▸ AIM OF THE TASK:
Tally the lines below that contain the word "Contains", and give only that number.

▸ INFORMATION SHOWN:
○ ○ ○

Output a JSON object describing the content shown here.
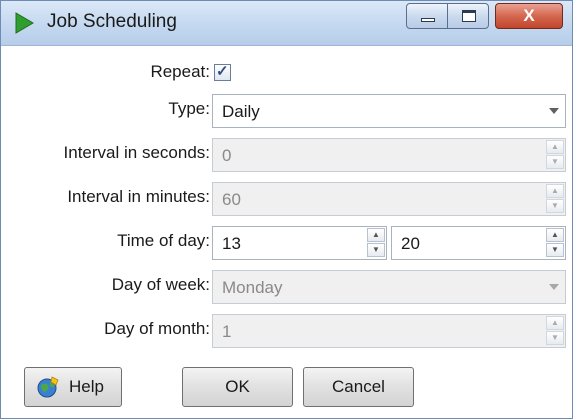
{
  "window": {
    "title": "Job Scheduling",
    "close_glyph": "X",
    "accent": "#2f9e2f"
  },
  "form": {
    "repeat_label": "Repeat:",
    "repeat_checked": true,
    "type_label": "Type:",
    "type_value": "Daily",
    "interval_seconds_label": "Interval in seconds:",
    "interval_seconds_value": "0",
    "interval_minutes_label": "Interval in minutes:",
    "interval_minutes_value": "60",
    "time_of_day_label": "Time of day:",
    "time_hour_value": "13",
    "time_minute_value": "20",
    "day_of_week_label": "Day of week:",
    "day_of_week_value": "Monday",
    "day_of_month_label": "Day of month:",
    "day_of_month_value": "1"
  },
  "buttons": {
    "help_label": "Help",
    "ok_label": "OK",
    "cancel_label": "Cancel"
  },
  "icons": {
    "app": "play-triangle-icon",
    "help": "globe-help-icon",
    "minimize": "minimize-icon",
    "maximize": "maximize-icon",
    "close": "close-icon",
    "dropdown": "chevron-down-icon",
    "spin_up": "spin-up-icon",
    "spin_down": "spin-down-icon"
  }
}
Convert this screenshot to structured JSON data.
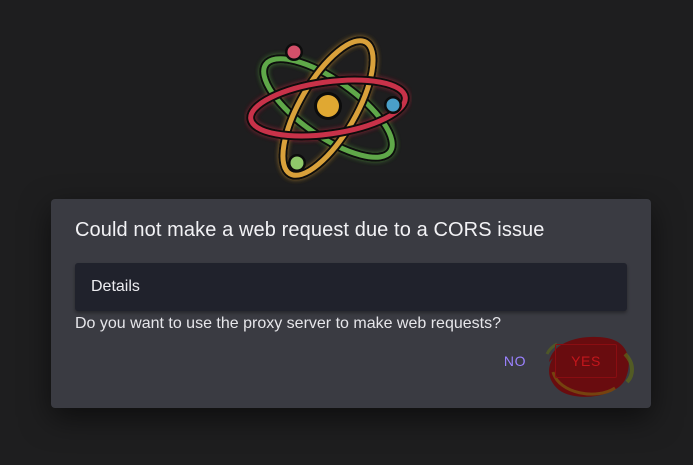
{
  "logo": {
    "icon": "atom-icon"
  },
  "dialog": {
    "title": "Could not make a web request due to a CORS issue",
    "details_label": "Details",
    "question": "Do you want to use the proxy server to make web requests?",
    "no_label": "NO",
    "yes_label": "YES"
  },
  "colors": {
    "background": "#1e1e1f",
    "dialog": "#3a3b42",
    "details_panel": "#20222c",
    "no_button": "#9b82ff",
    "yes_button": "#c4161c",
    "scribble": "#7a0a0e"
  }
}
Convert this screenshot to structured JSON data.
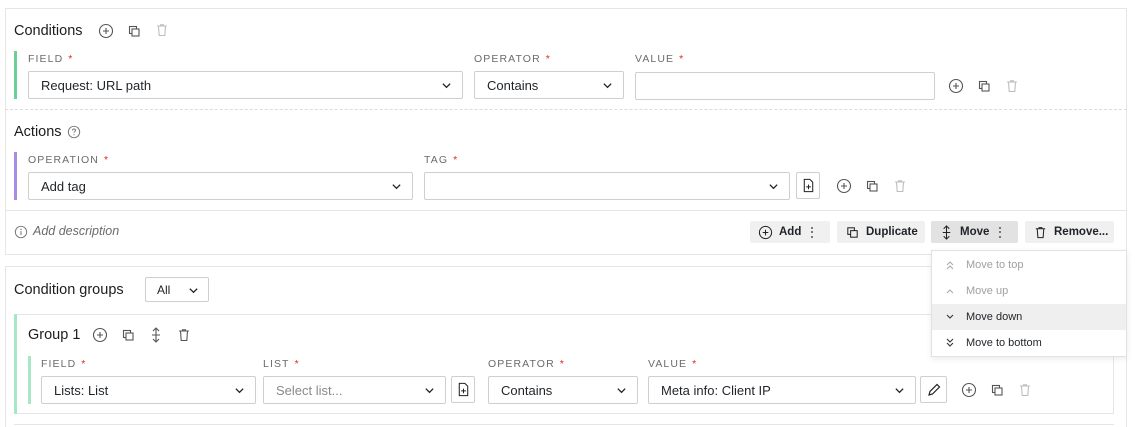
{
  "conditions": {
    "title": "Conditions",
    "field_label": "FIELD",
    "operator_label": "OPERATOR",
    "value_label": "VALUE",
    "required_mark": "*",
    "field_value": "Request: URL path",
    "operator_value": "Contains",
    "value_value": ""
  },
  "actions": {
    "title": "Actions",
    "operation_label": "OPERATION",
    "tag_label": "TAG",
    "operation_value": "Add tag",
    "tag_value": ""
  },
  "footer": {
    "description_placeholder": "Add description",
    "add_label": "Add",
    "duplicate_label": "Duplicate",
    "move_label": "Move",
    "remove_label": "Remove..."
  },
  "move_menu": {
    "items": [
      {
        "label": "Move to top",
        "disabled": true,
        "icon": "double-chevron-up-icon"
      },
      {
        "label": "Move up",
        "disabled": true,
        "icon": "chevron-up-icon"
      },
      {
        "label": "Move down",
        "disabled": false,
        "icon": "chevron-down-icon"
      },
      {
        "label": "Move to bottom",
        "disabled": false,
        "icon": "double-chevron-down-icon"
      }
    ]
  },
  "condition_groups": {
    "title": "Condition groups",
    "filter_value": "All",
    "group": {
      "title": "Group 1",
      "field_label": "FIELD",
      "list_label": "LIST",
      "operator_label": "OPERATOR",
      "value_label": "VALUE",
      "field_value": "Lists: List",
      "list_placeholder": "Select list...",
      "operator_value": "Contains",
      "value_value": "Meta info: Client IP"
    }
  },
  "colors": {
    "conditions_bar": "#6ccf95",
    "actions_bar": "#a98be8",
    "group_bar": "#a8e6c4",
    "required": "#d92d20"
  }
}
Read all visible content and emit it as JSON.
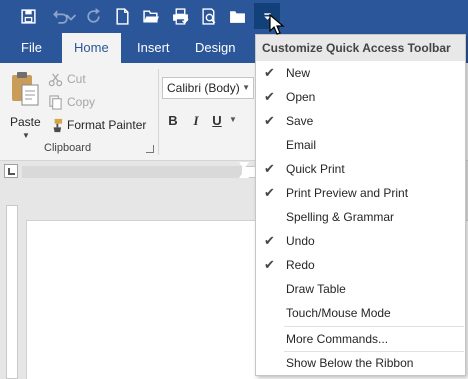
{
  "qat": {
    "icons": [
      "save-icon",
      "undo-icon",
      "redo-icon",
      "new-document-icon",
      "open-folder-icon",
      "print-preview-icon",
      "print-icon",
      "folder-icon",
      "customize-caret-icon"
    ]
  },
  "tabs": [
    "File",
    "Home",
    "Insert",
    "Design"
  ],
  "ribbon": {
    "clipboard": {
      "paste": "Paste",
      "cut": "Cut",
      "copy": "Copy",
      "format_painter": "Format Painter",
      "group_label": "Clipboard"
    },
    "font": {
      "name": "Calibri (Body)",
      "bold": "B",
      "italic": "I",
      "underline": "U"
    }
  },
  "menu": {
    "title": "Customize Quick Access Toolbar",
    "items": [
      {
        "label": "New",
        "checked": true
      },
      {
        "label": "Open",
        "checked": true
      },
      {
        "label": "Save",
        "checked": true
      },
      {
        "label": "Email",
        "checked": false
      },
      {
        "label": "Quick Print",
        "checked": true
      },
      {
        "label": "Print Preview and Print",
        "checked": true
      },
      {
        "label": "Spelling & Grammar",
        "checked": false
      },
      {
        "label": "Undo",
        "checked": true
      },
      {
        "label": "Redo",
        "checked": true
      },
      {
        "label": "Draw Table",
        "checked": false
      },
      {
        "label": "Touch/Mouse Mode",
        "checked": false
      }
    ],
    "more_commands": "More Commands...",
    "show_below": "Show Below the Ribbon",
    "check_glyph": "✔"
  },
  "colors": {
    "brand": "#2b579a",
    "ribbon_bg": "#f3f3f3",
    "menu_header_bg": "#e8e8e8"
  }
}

○ ○ ○

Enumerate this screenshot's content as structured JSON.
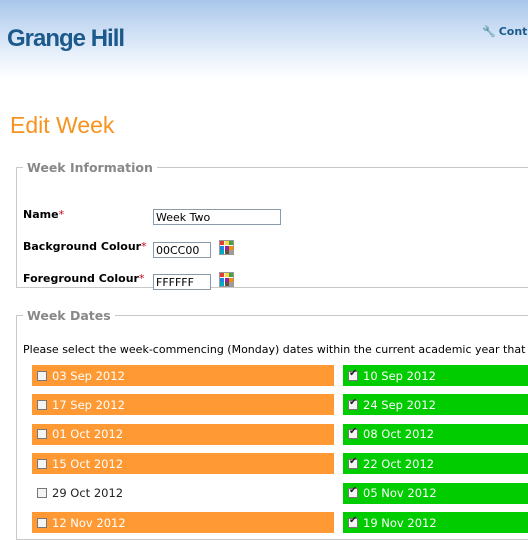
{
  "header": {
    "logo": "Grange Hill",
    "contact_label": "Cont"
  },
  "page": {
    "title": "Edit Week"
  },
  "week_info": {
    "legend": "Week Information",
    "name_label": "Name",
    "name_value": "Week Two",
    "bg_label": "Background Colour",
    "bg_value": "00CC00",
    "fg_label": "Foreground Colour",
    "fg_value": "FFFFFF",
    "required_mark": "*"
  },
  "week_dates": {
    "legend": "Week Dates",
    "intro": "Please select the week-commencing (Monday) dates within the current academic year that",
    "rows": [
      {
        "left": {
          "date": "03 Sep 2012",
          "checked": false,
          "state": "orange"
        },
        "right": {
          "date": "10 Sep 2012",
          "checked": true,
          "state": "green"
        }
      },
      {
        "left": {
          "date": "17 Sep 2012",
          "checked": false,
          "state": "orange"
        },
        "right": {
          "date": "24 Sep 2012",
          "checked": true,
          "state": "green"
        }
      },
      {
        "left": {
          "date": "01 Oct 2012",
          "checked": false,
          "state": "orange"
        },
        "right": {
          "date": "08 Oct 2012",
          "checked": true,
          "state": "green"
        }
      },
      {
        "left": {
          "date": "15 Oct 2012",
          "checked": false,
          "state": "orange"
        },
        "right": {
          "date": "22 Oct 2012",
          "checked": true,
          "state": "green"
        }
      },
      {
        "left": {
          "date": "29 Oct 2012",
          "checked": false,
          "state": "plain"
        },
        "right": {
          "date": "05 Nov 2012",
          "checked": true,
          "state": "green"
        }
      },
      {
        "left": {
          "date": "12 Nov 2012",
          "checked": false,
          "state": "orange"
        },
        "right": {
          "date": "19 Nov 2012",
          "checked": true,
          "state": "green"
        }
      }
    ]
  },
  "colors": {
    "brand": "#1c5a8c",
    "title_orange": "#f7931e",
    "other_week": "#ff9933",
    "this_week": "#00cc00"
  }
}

○ ○ ○

▸ FINISHED TASK:
2